» EXERCISE DETAILS
Show every line where "доступа" occurs.

┌─ DATA ROWS

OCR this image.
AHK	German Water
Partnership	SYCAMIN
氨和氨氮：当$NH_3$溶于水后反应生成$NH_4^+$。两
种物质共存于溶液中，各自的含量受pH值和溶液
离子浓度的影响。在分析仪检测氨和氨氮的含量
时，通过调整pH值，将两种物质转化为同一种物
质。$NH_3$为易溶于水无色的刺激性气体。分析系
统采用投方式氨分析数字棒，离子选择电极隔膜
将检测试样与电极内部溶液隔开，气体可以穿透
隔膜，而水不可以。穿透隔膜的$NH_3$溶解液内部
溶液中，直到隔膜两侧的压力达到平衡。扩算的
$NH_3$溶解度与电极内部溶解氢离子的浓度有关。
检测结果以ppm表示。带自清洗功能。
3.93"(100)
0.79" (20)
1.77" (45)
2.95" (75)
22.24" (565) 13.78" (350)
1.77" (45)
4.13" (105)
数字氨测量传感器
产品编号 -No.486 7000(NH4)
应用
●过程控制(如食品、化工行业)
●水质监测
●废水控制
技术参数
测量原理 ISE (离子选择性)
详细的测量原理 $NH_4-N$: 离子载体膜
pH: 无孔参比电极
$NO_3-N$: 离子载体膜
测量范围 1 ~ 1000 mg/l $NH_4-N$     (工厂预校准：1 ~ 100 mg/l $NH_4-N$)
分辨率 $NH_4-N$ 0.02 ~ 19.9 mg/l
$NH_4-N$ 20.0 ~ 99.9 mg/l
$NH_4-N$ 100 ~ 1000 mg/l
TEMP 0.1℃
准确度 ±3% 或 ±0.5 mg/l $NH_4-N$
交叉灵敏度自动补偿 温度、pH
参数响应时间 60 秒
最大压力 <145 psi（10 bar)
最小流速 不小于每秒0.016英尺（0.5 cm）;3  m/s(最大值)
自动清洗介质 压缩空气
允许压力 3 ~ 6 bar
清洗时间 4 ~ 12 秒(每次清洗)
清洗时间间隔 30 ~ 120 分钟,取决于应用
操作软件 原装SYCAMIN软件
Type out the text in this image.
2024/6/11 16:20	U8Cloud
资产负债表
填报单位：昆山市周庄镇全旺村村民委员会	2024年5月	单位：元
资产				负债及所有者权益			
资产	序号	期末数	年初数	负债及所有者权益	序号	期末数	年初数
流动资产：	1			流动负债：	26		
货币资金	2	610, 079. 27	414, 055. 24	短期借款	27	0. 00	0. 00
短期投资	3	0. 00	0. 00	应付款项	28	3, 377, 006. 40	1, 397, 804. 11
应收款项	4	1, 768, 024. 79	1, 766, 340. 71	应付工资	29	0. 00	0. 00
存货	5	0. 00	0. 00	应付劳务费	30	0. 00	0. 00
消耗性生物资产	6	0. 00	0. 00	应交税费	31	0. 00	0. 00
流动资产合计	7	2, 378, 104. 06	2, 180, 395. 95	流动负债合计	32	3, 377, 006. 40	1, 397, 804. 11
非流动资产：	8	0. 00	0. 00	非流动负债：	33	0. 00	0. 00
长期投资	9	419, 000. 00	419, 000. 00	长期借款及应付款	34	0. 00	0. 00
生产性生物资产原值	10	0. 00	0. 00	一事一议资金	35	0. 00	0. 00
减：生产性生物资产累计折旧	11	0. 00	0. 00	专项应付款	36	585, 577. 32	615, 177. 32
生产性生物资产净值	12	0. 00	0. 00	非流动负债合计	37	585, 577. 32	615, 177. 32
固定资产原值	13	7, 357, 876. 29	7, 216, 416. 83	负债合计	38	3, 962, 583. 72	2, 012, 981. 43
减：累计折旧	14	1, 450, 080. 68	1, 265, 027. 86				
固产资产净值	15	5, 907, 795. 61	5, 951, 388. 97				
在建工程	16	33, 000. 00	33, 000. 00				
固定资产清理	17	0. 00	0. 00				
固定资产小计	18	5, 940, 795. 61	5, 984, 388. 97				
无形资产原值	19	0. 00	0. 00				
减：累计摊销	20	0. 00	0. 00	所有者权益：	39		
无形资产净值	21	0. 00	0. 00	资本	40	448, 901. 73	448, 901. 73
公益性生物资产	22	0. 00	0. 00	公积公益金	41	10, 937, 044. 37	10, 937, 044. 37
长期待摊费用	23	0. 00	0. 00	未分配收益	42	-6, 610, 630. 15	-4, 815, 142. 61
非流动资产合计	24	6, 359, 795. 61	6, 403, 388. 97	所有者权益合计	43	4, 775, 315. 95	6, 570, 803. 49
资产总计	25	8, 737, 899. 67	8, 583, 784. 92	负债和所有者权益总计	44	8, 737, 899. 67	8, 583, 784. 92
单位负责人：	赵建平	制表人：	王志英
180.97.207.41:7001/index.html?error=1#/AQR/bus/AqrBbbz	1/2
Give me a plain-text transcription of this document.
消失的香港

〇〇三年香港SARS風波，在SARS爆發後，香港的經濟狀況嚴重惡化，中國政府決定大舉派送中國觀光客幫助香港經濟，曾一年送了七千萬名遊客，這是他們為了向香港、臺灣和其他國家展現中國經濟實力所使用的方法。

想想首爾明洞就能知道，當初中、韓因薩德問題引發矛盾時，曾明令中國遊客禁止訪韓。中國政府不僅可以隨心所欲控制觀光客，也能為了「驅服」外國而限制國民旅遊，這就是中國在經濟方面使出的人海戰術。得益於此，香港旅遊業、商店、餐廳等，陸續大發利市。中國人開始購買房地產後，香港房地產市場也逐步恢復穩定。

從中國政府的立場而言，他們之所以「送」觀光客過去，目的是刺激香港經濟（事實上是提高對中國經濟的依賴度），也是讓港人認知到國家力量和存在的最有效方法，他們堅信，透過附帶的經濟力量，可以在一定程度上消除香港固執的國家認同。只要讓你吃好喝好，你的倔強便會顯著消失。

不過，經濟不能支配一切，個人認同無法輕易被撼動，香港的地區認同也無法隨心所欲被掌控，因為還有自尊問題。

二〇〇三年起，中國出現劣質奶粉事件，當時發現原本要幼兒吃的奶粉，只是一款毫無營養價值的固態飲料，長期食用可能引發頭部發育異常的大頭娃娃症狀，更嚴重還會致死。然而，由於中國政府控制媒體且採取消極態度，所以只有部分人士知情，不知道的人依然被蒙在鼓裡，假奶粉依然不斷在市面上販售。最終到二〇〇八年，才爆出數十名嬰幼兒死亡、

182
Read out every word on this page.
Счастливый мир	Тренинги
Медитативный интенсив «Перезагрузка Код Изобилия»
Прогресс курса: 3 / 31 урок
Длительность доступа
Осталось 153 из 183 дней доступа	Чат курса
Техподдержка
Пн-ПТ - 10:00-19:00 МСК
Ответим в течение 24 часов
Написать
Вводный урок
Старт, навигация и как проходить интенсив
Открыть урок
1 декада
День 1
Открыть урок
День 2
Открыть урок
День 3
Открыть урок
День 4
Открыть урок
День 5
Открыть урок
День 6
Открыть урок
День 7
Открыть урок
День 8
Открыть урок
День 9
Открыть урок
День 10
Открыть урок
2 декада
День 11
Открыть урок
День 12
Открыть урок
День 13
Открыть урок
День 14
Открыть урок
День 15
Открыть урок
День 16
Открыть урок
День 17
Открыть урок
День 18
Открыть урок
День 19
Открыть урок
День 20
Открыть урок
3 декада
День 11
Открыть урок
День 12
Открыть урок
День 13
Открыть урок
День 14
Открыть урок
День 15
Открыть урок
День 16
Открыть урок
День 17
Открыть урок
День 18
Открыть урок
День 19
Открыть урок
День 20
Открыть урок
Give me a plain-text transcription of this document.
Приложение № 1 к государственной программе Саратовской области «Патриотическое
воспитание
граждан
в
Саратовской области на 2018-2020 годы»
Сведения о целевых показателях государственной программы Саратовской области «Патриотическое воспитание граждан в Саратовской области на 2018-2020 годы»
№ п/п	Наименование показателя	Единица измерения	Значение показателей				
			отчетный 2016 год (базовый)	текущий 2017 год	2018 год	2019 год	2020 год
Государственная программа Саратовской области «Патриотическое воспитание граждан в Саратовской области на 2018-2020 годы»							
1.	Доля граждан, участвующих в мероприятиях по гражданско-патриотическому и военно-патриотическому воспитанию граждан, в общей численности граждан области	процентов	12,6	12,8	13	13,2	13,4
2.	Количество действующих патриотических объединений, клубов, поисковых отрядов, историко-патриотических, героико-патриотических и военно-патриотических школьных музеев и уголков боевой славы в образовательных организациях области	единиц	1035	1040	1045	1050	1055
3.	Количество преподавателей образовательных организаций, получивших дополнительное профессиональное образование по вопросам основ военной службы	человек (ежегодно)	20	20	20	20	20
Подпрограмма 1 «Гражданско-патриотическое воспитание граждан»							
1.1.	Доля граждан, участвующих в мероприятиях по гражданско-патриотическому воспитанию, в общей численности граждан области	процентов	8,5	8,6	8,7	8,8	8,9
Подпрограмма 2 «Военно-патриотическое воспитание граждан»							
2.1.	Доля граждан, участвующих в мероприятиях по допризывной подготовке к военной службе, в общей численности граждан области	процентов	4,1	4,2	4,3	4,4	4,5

└─

» IN RESPONSE
Длительность доступа
Осталось 153 из 183 дней доступа	Чат курса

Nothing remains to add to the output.